▶ [Description of the task]: Report the count of lines below that include "fosses", without any other text.
>> Begin
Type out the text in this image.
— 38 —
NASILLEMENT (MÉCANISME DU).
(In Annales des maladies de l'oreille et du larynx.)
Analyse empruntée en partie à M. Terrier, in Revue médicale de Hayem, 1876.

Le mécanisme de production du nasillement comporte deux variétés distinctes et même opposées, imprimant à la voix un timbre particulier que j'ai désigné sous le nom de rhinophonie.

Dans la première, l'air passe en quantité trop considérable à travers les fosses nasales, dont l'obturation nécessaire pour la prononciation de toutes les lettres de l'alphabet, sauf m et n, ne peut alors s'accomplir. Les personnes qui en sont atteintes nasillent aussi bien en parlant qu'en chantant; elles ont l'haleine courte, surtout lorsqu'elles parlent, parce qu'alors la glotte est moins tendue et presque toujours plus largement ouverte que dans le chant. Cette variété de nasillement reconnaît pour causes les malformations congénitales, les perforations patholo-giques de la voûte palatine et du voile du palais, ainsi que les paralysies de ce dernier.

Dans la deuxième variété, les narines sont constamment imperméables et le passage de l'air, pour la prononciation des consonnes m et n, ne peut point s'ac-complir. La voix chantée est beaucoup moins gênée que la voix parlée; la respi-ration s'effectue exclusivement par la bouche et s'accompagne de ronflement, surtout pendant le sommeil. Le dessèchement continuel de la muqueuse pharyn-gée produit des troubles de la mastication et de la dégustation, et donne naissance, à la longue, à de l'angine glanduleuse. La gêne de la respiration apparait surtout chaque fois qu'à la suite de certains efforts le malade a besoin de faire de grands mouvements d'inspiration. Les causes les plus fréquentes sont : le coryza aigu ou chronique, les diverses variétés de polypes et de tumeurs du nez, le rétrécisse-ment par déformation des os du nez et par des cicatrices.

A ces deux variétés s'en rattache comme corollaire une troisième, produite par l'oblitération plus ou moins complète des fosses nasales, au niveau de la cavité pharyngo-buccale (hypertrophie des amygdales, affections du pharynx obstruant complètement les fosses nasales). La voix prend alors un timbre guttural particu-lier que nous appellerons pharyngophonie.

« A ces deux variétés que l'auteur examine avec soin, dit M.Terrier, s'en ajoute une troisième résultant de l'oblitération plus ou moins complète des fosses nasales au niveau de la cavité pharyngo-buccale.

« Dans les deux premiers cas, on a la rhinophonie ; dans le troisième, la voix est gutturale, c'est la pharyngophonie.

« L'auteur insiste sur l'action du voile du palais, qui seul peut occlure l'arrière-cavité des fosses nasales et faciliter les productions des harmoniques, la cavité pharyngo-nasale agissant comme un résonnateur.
>> End
▶ [Answer]: 4